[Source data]
START

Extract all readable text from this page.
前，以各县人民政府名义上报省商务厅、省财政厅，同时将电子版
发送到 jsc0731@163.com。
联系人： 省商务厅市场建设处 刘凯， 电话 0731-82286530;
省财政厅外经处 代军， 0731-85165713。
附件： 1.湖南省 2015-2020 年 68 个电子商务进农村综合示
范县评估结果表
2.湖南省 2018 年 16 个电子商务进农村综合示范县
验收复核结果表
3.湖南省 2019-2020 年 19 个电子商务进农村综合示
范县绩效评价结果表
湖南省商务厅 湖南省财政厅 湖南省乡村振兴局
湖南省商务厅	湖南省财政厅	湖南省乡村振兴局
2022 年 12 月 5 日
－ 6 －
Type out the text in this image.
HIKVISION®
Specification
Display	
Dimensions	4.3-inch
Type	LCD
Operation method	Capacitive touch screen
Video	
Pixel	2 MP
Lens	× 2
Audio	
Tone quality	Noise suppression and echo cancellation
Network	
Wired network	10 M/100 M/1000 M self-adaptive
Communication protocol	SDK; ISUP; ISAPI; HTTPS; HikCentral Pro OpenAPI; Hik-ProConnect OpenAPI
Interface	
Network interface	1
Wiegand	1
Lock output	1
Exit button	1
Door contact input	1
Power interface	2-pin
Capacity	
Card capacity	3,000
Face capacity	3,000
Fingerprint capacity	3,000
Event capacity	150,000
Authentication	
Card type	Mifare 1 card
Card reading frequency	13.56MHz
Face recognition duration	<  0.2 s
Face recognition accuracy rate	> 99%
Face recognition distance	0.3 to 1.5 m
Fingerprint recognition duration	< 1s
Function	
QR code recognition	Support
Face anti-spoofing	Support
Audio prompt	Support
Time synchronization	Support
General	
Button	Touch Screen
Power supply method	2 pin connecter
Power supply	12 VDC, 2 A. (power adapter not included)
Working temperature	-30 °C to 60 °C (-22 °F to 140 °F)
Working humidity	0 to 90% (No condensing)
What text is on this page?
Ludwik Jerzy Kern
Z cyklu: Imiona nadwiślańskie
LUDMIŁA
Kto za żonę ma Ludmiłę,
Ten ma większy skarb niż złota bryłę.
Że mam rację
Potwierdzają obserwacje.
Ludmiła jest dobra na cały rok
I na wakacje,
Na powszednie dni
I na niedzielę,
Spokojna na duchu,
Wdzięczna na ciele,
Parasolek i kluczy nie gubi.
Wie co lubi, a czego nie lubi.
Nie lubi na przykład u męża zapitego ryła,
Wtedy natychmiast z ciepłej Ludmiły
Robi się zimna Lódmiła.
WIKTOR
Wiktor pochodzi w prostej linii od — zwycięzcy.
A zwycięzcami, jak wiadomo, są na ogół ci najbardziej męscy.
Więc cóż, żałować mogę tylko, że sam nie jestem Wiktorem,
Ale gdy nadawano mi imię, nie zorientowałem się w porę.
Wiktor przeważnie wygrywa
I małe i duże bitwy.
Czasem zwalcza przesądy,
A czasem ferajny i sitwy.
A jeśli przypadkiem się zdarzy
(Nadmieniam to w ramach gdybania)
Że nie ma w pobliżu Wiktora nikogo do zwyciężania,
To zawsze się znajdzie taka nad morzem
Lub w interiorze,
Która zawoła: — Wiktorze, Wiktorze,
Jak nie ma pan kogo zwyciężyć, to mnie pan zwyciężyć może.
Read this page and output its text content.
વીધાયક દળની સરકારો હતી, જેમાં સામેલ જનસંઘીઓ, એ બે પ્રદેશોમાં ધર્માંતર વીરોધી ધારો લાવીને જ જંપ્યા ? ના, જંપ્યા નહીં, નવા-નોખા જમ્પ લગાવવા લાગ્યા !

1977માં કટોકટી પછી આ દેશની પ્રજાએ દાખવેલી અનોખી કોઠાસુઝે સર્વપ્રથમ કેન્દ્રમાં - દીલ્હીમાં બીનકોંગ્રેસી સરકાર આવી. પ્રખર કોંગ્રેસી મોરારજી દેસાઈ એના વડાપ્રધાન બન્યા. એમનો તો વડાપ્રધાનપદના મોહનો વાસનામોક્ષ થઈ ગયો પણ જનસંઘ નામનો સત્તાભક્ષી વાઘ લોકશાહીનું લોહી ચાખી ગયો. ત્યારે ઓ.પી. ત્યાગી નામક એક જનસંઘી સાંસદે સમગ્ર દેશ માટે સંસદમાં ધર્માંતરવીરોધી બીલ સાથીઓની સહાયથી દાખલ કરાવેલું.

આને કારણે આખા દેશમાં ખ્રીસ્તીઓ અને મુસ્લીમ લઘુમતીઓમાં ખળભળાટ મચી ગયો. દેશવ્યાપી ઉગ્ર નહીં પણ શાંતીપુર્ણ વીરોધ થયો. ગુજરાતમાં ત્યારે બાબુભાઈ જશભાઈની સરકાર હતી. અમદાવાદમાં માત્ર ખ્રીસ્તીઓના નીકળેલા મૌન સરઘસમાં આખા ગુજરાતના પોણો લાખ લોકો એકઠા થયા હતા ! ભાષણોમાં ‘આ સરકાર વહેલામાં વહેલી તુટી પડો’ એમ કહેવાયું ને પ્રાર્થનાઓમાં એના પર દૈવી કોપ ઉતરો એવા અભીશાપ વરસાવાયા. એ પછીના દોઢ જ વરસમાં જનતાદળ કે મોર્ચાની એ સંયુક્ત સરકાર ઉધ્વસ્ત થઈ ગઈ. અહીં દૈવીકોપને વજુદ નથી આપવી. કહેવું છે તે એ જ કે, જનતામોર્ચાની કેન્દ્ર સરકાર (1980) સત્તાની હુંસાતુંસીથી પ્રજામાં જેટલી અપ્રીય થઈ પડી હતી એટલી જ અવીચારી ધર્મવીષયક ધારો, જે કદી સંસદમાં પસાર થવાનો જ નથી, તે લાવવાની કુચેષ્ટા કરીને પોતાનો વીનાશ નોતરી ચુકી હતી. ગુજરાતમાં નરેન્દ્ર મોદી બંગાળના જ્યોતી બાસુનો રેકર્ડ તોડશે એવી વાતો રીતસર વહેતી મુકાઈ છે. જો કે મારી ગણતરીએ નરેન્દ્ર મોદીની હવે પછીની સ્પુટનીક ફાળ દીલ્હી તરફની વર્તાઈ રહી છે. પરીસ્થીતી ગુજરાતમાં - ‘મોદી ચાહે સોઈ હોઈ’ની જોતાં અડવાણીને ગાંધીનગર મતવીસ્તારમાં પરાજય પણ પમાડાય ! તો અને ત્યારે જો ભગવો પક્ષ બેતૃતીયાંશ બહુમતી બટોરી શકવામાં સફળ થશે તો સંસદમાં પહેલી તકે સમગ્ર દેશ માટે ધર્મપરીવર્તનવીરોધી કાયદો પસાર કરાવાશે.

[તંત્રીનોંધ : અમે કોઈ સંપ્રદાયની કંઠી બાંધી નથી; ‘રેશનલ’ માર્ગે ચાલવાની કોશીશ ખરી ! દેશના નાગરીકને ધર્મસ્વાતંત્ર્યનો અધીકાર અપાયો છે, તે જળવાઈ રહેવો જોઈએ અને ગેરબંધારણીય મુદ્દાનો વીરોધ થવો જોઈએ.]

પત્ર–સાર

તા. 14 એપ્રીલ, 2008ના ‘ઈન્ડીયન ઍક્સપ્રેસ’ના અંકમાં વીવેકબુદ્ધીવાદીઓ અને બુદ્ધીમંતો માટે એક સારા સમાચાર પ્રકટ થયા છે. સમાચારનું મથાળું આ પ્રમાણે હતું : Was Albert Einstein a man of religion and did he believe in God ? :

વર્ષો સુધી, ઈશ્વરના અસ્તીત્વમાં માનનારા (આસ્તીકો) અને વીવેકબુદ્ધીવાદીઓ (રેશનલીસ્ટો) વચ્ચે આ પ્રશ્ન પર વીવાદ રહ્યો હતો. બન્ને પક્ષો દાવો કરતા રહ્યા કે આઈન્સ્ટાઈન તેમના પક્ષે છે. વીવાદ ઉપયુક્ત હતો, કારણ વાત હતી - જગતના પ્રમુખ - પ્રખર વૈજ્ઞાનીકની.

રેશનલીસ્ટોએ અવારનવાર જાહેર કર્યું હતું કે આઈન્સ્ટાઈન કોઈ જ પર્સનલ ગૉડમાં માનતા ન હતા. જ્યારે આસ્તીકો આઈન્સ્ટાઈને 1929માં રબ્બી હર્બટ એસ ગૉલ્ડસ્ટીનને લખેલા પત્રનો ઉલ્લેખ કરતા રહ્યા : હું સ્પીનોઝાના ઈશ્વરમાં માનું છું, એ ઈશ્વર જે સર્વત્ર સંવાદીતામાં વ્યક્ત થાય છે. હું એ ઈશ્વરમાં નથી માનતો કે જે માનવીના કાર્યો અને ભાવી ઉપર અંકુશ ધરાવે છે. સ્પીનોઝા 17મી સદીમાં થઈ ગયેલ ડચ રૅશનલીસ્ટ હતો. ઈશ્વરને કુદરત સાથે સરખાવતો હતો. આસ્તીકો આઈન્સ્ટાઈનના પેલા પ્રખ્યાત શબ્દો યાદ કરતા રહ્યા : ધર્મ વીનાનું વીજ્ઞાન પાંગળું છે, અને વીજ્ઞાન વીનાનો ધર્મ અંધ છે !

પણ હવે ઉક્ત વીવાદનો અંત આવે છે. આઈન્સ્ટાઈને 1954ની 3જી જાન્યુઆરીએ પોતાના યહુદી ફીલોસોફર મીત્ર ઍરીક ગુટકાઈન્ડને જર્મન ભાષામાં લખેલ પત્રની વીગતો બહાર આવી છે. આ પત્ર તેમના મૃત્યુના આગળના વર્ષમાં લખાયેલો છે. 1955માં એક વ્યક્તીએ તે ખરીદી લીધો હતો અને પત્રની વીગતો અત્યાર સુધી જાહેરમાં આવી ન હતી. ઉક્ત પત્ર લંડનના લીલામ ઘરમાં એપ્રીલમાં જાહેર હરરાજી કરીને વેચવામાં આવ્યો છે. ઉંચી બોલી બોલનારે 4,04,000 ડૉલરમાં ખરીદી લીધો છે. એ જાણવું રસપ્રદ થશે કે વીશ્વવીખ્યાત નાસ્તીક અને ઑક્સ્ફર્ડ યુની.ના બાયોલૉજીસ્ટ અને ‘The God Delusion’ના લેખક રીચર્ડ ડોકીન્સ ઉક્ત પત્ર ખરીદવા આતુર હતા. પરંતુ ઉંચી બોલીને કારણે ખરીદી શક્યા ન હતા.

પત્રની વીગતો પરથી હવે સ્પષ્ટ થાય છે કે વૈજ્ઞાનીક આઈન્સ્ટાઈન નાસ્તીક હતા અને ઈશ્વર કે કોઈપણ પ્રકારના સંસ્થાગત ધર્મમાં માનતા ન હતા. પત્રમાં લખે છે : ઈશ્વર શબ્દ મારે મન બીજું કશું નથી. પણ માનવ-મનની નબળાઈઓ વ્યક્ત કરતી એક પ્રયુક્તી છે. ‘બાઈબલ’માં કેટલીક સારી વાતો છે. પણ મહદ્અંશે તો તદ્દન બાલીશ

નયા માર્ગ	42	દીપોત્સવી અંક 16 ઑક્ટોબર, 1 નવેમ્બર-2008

END

* **What you need to do**
In the listing, find each line with the string "Fingerprint" and copy it.

* **Worked answer**
Fingerprint capacity	3,000
Fingerprint recognition duration	< 1s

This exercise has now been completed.